[Entries taken from a collection]
★ ★ ★ ★ ★ ★ ★

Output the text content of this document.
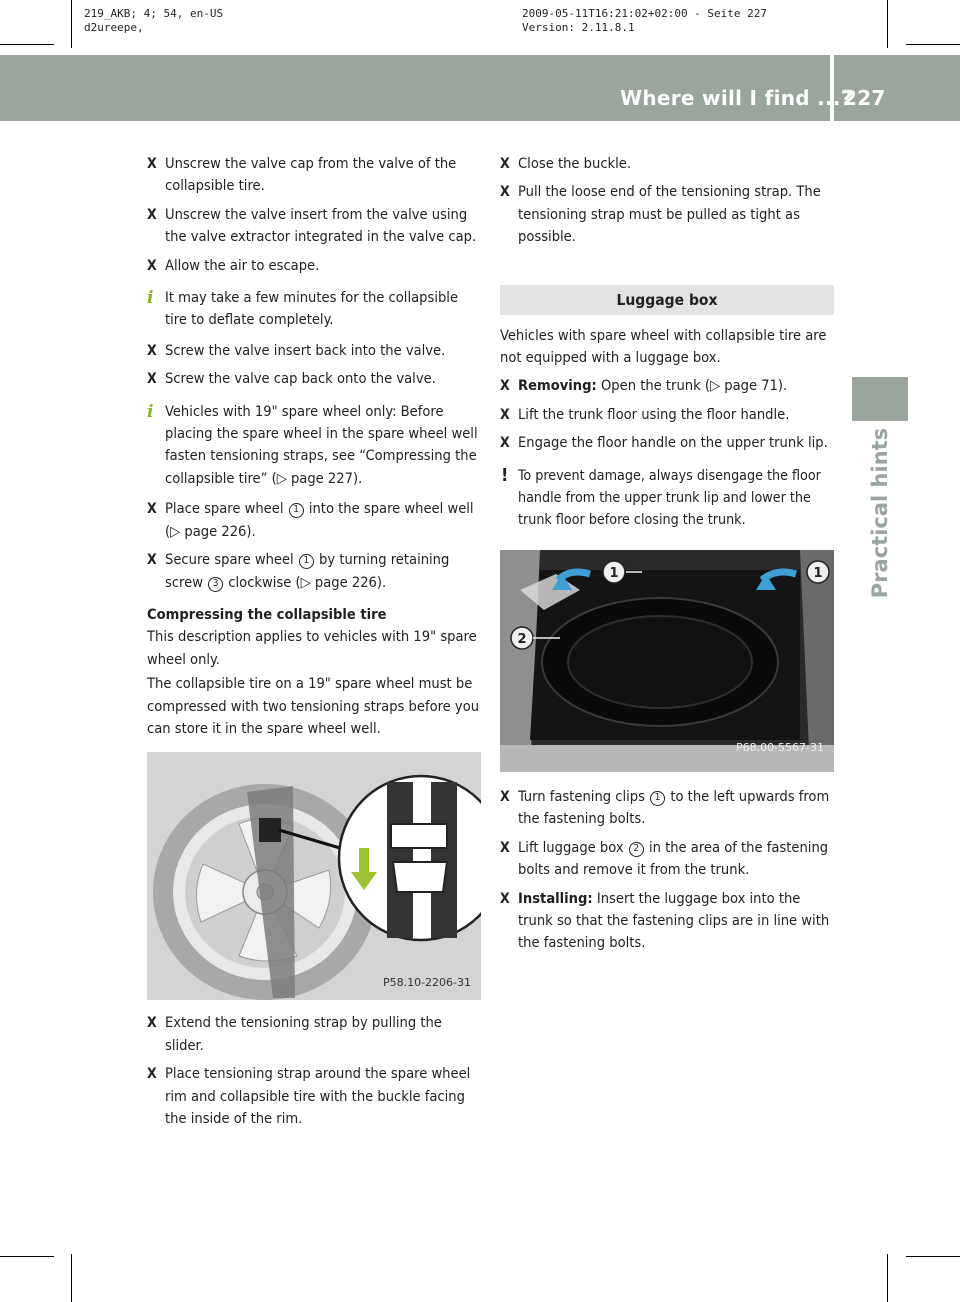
219_AKB; 4; 54, en-US
d2ureepe,
2009-05-11T16:21:02+02:00 - Seite 227
Version: 2.11.8.1
Where will I find ...?
227
Practical hints
X Unscrew the valve cap from the valve of the collapsible tire.
X Unscrew the valve insert from the valve using the valve extractor integrated in the valve cap.
X Allow the air to escape.
i It may take a few minutes for the collapsible tire to deflate completely.
X Screw the valve insert back into the valve.
X Screw the valve cap back onto the valve.
i Vehicles with 19" spare wheel only: Before placing the spare wheel in the spare wheel well fasten tensioning straps, see “Compressing the collapsible tire” (▷ page 227).
X Place spare wheel 1 into the spare wheel well (▷ page 226).
X Secure spare wheel 1 by turning retaining screw 3 clockwise (▷ page 226).
Compressing the collapsible tire
This description applies to vehicles with 19" spare wheel only.
The collapsible tire on a 19" spare wheel must be compressed with two tensioning straps before you can store it in the spare wheel well.
P58.10-2206-31
X Extend the tensioning strap by pulling the slider.
X Place tensioning strap around the spare wheel rim and collapsible tire with the buckle facing the inside of the rim.
X Close the buckle.
X Pull the loose end of the tensioning strap. The tensioning strap must be pulled as tight as possible.
Luggage box
Vehicles with spare wheel with collapsible tire are not equipped with a luggage box.
X Removing: Open the trunk (▷ page 71).
X Lift the trunk floor using the floor handle.
X Engage the floor handle on the upper trunk lip.
! To prevent damage, always disengage the floor handle from the upper trunk lip and lower the trunk floor before closing the trunk.
1	1
2
P68.00-5567-31
X Turn fastening clips 1 to the left upwards from the fastening bolts.
X Lift luggage box 2 in the area of the fastening bolts and remove it from the trunk.
X Installing: Insert the luggage box into the trunk so that the fastening clips are in line with the fastening bolts.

★ ★ ★ ★ ★ ★ ★

Goal. Read the entries and pick out all lines that include the word "back".

Response to this exercise.
X Screw the valve insert back into the valve.
X Screw the valve cap back onto the valve.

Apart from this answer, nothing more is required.